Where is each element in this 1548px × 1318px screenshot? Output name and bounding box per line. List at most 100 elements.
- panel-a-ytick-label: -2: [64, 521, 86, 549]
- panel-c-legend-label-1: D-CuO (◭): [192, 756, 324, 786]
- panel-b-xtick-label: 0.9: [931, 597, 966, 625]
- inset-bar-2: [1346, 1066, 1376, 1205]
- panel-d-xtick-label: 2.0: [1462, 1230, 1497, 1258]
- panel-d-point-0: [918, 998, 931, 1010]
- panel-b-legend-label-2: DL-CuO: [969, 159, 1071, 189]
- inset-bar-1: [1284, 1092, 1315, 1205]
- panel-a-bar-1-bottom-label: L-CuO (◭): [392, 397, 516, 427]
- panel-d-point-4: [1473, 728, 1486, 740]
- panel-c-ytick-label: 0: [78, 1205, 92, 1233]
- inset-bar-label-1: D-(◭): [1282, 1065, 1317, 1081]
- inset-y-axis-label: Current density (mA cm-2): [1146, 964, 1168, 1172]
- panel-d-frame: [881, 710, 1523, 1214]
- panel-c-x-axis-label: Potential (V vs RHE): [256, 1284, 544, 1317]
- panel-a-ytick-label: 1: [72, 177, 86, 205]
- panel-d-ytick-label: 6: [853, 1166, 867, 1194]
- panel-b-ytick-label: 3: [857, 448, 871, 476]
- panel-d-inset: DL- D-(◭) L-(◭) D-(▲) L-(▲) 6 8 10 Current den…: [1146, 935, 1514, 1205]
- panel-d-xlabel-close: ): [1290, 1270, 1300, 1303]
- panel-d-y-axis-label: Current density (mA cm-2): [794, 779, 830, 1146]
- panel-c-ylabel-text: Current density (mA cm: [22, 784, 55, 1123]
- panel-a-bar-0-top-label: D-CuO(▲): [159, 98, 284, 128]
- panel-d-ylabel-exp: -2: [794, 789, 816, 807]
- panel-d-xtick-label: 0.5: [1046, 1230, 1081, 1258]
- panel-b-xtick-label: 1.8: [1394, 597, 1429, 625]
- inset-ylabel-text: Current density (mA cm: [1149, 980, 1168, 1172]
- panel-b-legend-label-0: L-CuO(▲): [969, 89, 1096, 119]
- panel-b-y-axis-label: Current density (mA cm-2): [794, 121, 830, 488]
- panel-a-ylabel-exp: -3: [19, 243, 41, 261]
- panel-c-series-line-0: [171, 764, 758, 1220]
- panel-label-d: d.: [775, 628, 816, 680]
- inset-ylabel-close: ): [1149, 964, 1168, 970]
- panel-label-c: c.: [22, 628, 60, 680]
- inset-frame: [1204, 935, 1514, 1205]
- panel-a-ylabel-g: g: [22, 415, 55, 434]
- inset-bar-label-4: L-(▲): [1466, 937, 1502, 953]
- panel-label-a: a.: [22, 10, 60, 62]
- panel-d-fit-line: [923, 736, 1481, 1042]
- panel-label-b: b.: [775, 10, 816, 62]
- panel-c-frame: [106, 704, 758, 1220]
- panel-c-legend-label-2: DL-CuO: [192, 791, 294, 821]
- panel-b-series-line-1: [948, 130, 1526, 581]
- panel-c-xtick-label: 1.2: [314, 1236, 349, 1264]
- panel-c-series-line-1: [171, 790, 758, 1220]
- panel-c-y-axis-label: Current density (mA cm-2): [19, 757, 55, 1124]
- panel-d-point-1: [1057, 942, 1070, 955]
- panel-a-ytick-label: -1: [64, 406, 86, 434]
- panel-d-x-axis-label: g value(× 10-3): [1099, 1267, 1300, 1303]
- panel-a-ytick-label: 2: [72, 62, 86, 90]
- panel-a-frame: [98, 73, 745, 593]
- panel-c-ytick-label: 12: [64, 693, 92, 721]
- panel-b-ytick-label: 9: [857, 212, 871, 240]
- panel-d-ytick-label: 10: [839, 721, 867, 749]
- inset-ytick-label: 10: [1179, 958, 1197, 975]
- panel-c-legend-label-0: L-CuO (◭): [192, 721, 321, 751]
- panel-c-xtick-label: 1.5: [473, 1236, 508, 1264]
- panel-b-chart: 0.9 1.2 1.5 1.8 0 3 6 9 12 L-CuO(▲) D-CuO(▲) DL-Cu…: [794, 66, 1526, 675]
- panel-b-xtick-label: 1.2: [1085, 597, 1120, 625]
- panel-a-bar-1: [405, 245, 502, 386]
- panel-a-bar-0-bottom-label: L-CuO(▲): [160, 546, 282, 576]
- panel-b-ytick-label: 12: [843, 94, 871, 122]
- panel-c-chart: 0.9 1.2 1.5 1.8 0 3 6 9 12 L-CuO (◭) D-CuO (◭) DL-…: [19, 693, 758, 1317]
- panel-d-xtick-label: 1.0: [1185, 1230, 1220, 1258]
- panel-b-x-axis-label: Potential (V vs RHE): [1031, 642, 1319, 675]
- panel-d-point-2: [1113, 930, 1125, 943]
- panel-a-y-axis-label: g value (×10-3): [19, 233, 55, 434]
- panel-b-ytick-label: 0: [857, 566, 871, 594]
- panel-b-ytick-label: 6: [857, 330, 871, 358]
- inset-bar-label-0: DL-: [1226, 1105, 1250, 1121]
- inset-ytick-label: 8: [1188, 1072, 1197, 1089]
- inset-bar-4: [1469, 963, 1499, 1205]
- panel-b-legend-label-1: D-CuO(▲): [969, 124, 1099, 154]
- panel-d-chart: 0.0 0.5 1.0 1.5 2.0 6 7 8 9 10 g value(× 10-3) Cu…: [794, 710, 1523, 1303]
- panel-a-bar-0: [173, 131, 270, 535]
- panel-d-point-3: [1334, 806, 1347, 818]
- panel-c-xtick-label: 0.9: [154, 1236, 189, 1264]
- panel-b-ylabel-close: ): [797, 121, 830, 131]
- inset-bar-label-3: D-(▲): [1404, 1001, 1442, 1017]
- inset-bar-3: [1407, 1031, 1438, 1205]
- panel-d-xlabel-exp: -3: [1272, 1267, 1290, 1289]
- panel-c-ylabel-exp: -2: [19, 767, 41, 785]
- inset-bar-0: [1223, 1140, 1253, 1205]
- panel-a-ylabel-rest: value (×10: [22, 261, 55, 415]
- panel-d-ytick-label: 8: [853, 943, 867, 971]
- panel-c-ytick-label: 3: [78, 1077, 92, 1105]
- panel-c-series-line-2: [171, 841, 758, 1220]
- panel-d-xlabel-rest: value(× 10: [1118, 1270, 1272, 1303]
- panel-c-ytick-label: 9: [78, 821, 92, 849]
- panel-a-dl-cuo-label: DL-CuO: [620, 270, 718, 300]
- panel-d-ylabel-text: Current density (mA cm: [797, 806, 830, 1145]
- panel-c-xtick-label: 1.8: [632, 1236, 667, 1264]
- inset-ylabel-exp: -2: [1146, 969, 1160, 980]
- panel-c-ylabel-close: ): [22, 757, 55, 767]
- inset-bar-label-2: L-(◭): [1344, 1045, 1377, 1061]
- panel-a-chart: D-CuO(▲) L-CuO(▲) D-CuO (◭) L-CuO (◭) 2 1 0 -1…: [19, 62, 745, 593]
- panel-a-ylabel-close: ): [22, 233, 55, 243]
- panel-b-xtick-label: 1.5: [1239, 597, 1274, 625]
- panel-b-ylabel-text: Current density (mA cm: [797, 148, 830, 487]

- RETO -
Transcribe todas las líneas del material de arriba, sin alterar ningún carácter.

- SOLUCIÓN DEL EJERCICIO -
Where is each element in this 1548px × 1318px screenshot? Output name and bounding box per line. List at most 100 elements.
- panel-a-ytick-label: -2: [64, 521, 86, 549]
- panel-c-legend-label-1: D-CuO (◭): [192, 756, 324, 786]
- panel-b-xtick-label: 0.9: [931, 597, 966, 625]
- inset-bar-2: [1346, 1066, 1376, 1205]
- panel-d-xtick-label: 2.0: [1462, 1230, 1497, 1258]
- panel-d-point-0: [918, 998, 931, 1010]
- panel-b-legend-label-2: DL-CuO: [969, 159, 1071, 189]
- inset-bar-1: [1284, 1092, 1315, 1205]
- panel-a-bar-1-bottom-label: L-CuO (◭): [392, 397, 516, 427]
- panel-d-point-4: [1473, 728, 1486, 740]
- panel-c-ytick-label: 0: [78, 1205, 92, 1233]
- inset-bar-label-1: D-(◭): [1282, 1065, 1317, 1081]
- inset-y-axis-label: Current density (mA cm-2): [1146, 964, 1168, 1172]
- panel-d-frame: [881, 710, 1523, 1214]
- panel-c-x-axis-label: Potential (V vs RHE): [256, 1284, 544, 1317]
- panel-a-ytick-label: 1: [72, 177, 86, 205]
- panel-d-ytick-label: 6: [853, 1166, 867, 1194]
- panel-b-ytick-label: 3: [857, 448, 871, 476]
- panel-d-inset: DL- D-(◭) L-(◭) D-(▲) L-(▲) 6 8 10 Current den…: [1146, 935, 1514, 1205]
- panel-d-xlabel-close: ): [1290, 1270, 1300, 1303]
- panel-d-y-axis-label: Current density (mA cm-2): [794, 779, 830, 1146]
- panel-c-ylabel-text: Current density (mA cm: [22, 784, 55, 1123]
- panel-a-bar-0-top-label: D-CuO(▲): [159, 98, 284, 128]
- panel-d-ylabel-exp: -2: [794, 789, 816, 807]
- panel-d-xtick-label: 0.5: [1046, 1230, 1081, 1258]
- panel-b-xtick-label: 1.8: [1394, 597, 1429, 625]
- inset-ylabel-text: Current density (mA cm: [1149, 980, 1168, 1172]
- panel-b-legend-label-0: L-CuO(▲): [969, 89, 1096, 119]
- panel-b-y-axis-label: Current density (mA cm-2): [794, 121, 830, 488]
- panel-a-ylabel-exp: -3: [19, 243, 41, 261]
- panel-c-series-line-0: [171, 764, 758, 1220]
- panel-label-d: d.: [775, 628, 816, 680]
- inset-ylabel-close: ): [1149, 964, 1168, 970]
- panel-label-c: c.: [22, 628, 60, 680]
- inset-frame: [1204, 935, 1514, 1205]
- panel-a-ylabel-g: g: [22, 415, 55, 434]
- inset-bar-label-4: L-(▲): [1466, 937, 1502, 953]
- panel-label-a: a.: [22, 10, 60, 62]
- panel-d-fit-line: [923, 736, 1481, 1042]
- panel-label-b: b.: [775, 10, 816, 62]
- panel-c-frame: [106, 704, 758, 1220]
- panel-c-legend-label-2: DL-CuO: [192, 791, 294, 821]
- panel-b-series-line-1: [948, 130, 1526, 581]
- panel-c-xtick-label: 1.2: [314, 1236, 349, 1264]
- panel-c-series-line-1: [171, 790, 758, 1220]
- panel-c-y-axis-label: Current density (mA cm-2): [19, 757, 55, 1124]
- panel-d-point-1: [1057, 942, 1070, 955]
- panel-a-ytick-label: -1: [64, 406, 86, 434]
- panel-d-x-axis-label: g value(× 10-3): [1099, 1267, 1300, 1303]
- panel-a-ytick-label: 2: [72, 62, 86, 90]
- panel-a-frame: [98, 73, 745, 593]
- panel-c-ytick-label: 12: [64, 693, 92, 721]
- panel-b-ytick-label: 9: [857, 212, 871, 240]
- panel-d-ytick-label: 10: [839, 721, 867, 749]
- inset-ytick-label: 10: [1179, 958, 1197, 975]
- panel-c-legend-label-0: L-CuO (◭): [192, 721, 321, 751]
- panel-c-xtick-label: 1.5: [473, 1236, 508, 1264]
- panel-b-chart: 0.9 1.2 1.5 1.8 0 3 6 9 12 L-CuO(▲) D-CuO(▲) DL-Cu…: [794, 66, 1526, 675]
- panel-b-xtick-label: 1.2: [1085, 597, 1120, 625]
- panel-a-bar-1: [405, 245, 502, 386]
- panel-a-bar-0-bottom-label: L-CuO(▲): [160, 546, 282, 576]
- panel-b-ytick-label: 12: [843, 94, 871, 122]
- panel-c-chart: 0.9 1.2 1.5 1.8 0 3 6 9 12 L-CuO (◭) D-CuO (◭) DL-…: [19, 693, 758, 1317]
- panel-d-xtick-label: 1.0: [1185, 1230, 1220, 1258]
- panel-b-x-axis-label: Potential (V vs RHE): [1031, 642, 1319, 675]
- panel-d-point-2: [1113, 930, 1125, 943]
- panel-a-y-axis-label: g value (×10-3): [19, 233, 55, 434]
- panel-b-ytick-label: 0: [857, 566, 871, 594]
- panel-b-ytick-label: 6: [857, 330, 871, 358]
- inset-bar-label-0: DL-: [1226, 1105, 1250, 1121]
- inset-ytick-label: 8: [1188, 1072, 1197, 1089]
- inset-bar-4: [1469, 963, 1499, 1205]
- panel-b-legend-label-1: D-CuO(▲): [969, 124, 1099, 154]
- panel-d-chart: 0.0 0.5 1.0 1.5 2.0 6 7 8 9 10 g value(× 10-3) Cu…: [794, 710, 1523, 1303]
- panel-a-bar-0: [173, 131, 270, 535]
- panel-d-point-3: [1334, 806, 1347, 818]
- panel-c-xtick-label: 0.9: [154, 1236, 189, 1264]
- panel-b-ylabel-close: ): [797, 121, 830, 131]
- inset-bar-label-3: D-(▲): [1404, 1001, 1442, 1017]
- inset-bar-3: [1407, 1031, 1438, 1205]
- panel-d-xlabel-exp: -3: [1272, 1267, 1290, 1289]
- panel-c-ylabel-exp: -2: [19, 767, 41, 785]
- inset-bar-0: [1223, 1140, 1253, 1205]
- panel-a-ylabel-rest: value (×10: [22, 261, 55, 415]
- panel-d-ytick-label: 8: [853, 943, 867, 971]
- panel-c-ytick-label: 3: [78, 1077, 92, 1105]
- panel-c-series-line-2: [171, 841, 758, 1220]
- panel-d-xlabel-rest: value(× 10: [1118, 1270, 1272, 1303]
- panel-c-ytick-label: 9: [78, 821, 92, 849]
- panel-a-dl-cuo-label: DL-CuO: [620, 270, 718, 300]
- panel-d-ylabel-text: Current density (mA cm: [797, 806, 830, 1145]
- panel-c-xtick-label: 1.8: [632, 1236, 667, 1264]
- inset-ylabel-exp: -2: [1146, 969, 1160, 980]
- panel-c-ylabel-close: ): [22, 757, 55, 767]
- inset-bar-label-2: L-(◭): [1344, 1045, 1377, 1061]
- panel-a-chart: D-CuO(▲) L-CuO(▲) D-CuO (◭) L-CuO (◭) 2 1 0 -1…: [19, 62, 745, 593]
- panel-a-ylabel-close: ): [22, 233, 55, 243]
- panel-b-xtick-label: 1.5: [1239, 597, 1274, 625]
- panel-b-ylabel-text: Current density (mA cm: [797, 148, 830, 487]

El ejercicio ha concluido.